**Goal:** Give every line below again, exactly.

---- Rows

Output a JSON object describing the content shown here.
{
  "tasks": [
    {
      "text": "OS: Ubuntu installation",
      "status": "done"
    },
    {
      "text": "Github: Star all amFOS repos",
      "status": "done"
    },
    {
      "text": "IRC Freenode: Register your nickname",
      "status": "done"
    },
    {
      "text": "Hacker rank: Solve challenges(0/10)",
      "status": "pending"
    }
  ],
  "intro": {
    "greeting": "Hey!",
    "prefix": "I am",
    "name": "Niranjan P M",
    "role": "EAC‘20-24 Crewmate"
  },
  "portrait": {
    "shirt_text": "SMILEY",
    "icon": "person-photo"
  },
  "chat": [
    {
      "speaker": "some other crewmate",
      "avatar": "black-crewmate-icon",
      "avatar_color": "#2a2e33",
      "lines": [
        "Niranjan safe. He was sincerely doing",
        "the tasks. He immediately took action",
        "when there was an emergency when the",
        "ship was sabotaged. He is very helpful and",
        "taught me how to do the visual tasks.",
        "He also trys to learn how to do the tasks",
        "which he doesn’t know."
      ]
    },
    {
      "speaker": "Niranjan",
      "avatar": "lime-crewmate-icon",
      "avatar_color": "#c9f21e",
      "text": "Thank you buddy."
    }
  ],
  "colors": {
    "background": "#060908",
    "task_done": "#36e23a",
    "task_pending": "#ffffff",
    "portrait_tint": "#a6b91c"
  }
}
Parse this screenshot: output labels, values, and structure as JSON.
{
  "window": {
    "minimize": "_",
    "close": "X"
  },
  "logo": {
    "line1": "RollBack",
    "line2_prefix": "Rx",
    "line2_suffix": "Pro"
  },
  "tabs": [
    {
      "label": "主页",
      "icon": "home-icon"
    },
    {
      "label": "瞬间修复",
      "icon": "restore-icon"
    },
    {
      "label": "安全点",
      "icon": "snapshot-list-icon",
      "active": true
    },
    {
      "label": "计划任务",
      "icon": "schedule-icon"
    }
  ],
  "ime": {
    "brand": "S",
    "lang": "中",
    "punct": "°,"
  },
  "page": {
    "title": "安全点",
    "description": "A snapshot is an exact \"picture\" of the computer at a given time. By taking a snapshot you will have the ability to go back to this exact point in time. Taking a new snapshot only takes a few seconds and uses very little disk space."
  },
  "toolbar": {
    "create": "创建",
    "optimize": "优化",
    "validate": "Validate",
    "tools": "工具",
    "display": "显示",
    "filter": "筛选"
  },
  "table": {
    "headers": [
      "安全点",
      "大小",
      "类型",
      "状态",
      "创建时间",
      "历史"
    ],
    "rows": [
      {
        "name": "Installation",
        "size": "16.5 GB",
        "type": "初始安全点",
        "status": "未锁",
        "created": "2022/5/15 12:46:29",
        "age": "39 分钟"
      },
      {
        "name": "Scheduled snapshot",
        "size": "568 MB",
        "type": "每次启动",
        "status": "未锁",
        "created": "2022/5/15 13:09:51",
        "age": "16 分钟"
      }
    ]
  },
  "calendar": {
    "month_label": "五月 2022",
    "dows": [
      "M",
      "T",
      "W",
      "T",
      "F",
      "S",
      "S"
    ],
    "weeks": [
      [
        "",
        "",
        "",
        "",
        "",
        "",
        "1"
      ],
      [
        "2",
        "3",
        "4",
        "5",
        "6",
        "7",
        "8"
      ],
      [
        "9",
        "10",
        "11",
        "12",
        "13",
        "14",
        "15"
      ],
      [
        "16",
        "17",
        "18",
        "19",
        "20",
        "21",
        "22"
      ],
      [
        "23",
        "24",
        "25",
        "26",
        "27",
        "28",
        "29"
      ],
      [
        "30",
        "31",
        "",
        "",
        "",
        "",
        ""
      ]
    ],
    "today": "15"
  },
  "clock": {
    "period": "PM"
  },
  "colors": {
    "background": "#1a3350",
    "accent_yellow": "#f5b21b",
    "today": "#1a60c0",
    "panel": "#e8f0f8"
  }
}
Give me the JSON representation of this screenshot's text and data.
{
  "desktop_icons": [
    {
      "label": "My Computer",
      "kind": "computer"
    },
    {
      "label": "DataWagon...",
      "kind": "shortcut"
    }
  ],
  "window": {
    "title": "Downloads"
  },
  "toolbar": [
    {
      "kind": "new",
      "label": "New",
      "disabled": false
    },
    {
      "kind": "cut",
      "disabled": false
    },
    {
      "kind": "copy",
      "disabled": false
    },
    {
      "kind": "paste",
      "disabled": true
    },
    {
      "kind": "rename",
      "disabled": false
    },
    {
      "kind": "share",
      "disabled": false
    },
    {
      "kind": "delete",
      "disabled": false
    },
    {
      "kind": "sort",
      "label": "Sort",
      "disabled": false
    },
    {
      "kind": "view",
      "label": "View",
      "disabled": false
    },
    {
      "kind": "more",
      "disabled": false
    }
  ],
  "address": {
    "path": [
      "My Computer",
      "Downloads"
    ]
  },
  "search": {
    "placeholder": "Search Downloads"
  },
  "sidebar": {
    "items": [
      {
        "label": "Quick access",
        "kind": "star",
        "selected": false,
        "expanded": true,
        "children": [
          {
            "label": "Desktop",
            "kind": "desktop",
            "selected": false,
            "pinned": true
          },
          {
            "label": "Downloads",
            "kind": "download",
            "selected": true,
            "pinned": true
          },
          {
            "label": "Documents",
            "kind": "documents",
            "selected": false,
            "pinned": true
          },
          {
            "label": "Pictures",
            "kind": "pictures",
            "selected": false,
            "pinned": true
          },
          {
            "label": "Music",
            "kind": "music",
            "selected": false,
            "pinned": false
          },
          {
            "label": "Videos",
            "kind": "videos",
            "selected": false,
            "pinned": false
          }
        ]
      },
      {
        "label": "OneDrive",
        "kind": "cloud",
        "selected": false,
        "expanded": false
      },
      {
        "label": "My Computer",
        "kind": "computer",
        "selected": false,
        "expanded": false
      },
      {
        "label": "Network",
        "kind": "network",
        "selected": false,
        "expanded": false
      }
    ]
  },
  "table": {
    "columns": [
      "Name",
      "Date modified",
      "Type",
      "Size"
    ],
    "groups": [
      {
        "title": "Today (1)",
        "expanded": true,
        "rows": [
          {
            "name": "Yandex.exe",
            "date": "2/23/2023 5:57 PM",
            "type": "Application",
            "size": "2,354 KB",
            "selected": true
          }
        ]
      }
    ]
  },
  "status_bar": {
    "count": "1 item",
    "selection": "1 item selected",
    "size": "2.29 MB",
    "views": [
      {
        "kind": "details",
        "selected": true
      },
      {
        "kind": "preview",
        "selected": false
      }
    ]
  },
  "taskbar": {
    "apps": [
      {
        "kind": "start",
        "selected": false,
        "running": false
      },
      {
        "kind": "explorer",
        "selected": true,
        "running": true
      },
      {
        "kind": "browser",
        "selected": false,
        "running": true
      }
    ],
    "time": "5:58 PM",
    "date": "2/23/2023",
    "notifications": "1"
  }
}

--------

**Exercise response:**
Output a JSON object describing the content shown here.
{
  "tasks": [
    {
      "text": "OS: Ubuntu installation",
      "status": "done"
    },
    {
      "text": "Github: Star all amFOS repos",
      "status": "done"
    },
    {
      "text": "IRC Freenode: Register your nickname",
      "status": "done"
    },
    {
      "text": "Hacker rank: Solve challenges(0/10)",
      "status": "pending"
    }
  ],
  "intro": {
    "greeting": "Hey!",
    "prefix": "I am",
    "name": "Niranjan P M",
    "role": "EAC‘20-24 Crewmate"
  },
  "portrait": {
    "shirt_text": "SMILEY",
    "icon": "person-photo"
  },
  "chat": [
    {
      "speaker": "some other crewmate",
      "avatar": "black-crewmate-icon",
      "avatar_color": "#2a2e33",
      "lines": [
        "Niranjan safe. He was sincerely doing",
        "the tasks. He immediately took action",
        "when there was an emergency when the",
        "ship was sabotaged. He is very helpful and",
        "taught me how to do the visual tasks.",
        "He also trys to learn how to do the tasks",
        "which he doesn’t know."
      ]
    },
    {
      "speaker": "Niranjan",
      "avatar": "lime-crewmate-icon",
      "avatar_color": "#c9f21e",
      "text": "Thank you buddy."
    }
  ],
  "colors": {
    "background": "#060908",
    "task_done": "#36e23a",
    "task_pending": "#ffffff",
    "portrait_tint": "#a6b91c"
  }
}
Parse this screenshot: output labels, values, and structure as JSON.
{
  "window": {
    "minimize": "_",
    "close": "X"
  },
  "logo": {
    "line1": "RollBack",
    "line2_prefix": "Rx",
    "line2_suffix": "Pro"
  },
  "tabs": [
    {
      "label": "主页",
      "icon": "home-icon"
    },
    {
      "label": "瞬间修复",
      "icon": "restore-icon"
    },
    {
      "label": "安全点",
      "icon": "snapshot-list-icon",
      "active": true
    },
    {
      "label": "计划任务",
      "icon": "schedule-icon"
    }
  ],
  "ime": {
    "brand": "S",
    "lang": "中",
    "punct": "°,"
  },
  "page": {
    "title": "安全点",
    "description": "A snapshot is an exact \"picture\" of the computer at a given time. By taking a snapshot you will have the ability to go back to this exact point in time. Taking a new snapshot only takes a few seconds and uses very little disk space."
  },
  "toolbar": {
    "create": "创建",
    "optimize": "优化",
    "validate": "Validate",
    "tools": "工具",
    "display": "显示",
    "filter": "筛选"
  },
  "table": {
    "headers": [
      "安全点",
      "大小",
      "类型",
      "状态",
      "创建时间",
      "历史"
    ],
    "rows": [
      {
        "name": "Installation",
        "size": "16.5 GB",
        "type": "初始安全点",
        "status": "未锁",
        "created": "2022/5/15 12:46:29",
        "age": "39 分钟"
      },
      {
        "name": "Scheduled snapshot",
        "size": "568 MB",
        "type": "每次启动",
        "status": "未锁",
        "created": "2022/5/15 13:09:51",
        "age": "16 分钟"
      }
    ]
  },
  "calendar": {
    "month_label": "五月 2022",
    "dows": [
      "M",
      "T",
      "W",
      "T",
      "F",
      "S",
      "S"
    ],
    "weeks": [
      [
        "",
        "",
        "",
        "",
        "",
        "",
        "1"
      ],
      [
        "2",
        "3",
        "4",
        "5",
        "6",
        "7",
        "8"
      ],
      [
        "9",
        "10",
        "11",
        "12",
        "13",
        "14",
        "15"
      ],
      [
        "16",
        "17",
        "18",
        "19",
        "20",
        "21",
        "22"
      ],
      [
        "23",
        "24",
        "25",
        "26",
        "27",
        "28",
        "29"
      ],
      [
        "30",
        "31",
        "",
        "",
        "",
        "",
        ""
      ]
    ],
    "today": "15"
  },
  "clock": {
    "period": "PM"
  },
  "colors": {
    "background": "#1a3350",
    "accent_yellow": "#f5b21b",
    "today": "#1a60c0",
    "panel": "#e8f0f8"
  }
}
Give me the JSON representation of this screenshot's text and data.
{
  "desktop_icons": [
    {
      "label": "My Computer",
      "kind": "computer"
    },
    {
      "label": "DataWagon...",
      "kind": "shortcut"
    }
  ],
  "window": {
    "title": "Downloads"
  },
  "toolbar": [
    {
      "kind": "new",
      "label": "New",
      "disabled": false
    },
    {
      "kind": "cut",
      "disabled": false
    },
    {
      "kind": "copy",
      "disabled": false
    },
    {
      "kind": "paste",
      "disabled": true
    },
    {
      "kind": "rename",
      "disabled": false
    },
    {
      "kind": "share",
      "disabled": false
    },
    {
      "kind": "delete",
      "disabled": false
    },
    {
      "kind": "sort",
      "label": "Sort",
      "disabled": false
    },
    {
      "kind": "view",
      "label": "View",
      "disabled": false
    },
    {
      "kind": "more",
      "disabled": false
    }
  ],
  "address": {
    "path": [
      "My Computer",
      "Downloads"
    ]
  },
  "search": {
    "placeholder": "Search Downloads"
  },
  "sidebar": {
    "items": [
      {
        "label": "Quick access",
        "kind": "star",
        "selected": false,
        "expanded": true,
        "children": [
          {
            "label": "Desktop",
            "kind": "desktop",
            "selected": false,
            "pinned": true
          },
          {
            "label": "Downloads",
            "kind": "download",
            "selected": true,
            "pinned": true
          },
          {
            "label": "Documents",
            "kind": "documents",
            "selected": false,
            "pinned": true
          },
          {
            "label": "Pictures",
            "kind": "pictures",
            "selected": false,
            "pinned": true
          },
          {
            "label": "Music",
            "kind": "music",
            "selected": false,
            "pinned": false
          },
          {
            "label": "Videos",
            "kind": "videos",
            "selected": false,
            "pinned": false
          }
        ]
      },
      {
        "label": "OneDrive",
        "kind": "cloud",
        "selected": false,
        "expanded": false
      },
      {
        "label": "My Computer",
        "kind": "computer",
        "selected": false,
        "expanded": false
      },
      {
        "label": "Network",
        "kind": "network",
        "selected": false,
        "expanded": false
      }
    ]
  },
  "table": {
    "columns": [
      "Name",
      "Date modified",
      "Type",
      "Size"
    ],
    "groups": [
      {
        "title": "Today (1)",
        "expanded": true,
        "rows": [
          {
            "name": "Yandex.exe",
            "date": "2/23/2023 5:57 PM",
            "type": "Application",
            "size": "2,354 KB",
            "selected": true
          }
        ]
      }
    ]
  },
  "status_bar": {
    "count": "1 item",
    "selection": "1 item selected",
    "size": "2.29 MB",
    "views": [
      {
        "kind": "details",
        "selected": true
      },
      {
        "kind": "preview",
        "selected": false
      }
    ]
  },
  "taskbar": {
    "apps": [
      {
        "kind": "start",
        "selected": false,
        "running": false
      },
      {
        "kind": "explorer",
        "selected": true,
        "running": true
      },
      {
        "kind": "browser",
        "selected": false,
        "running": true
      }
    ],
    "time": "5:58 PM",
    "date": "2/23/2023",
    "notifications": "1"
  }
}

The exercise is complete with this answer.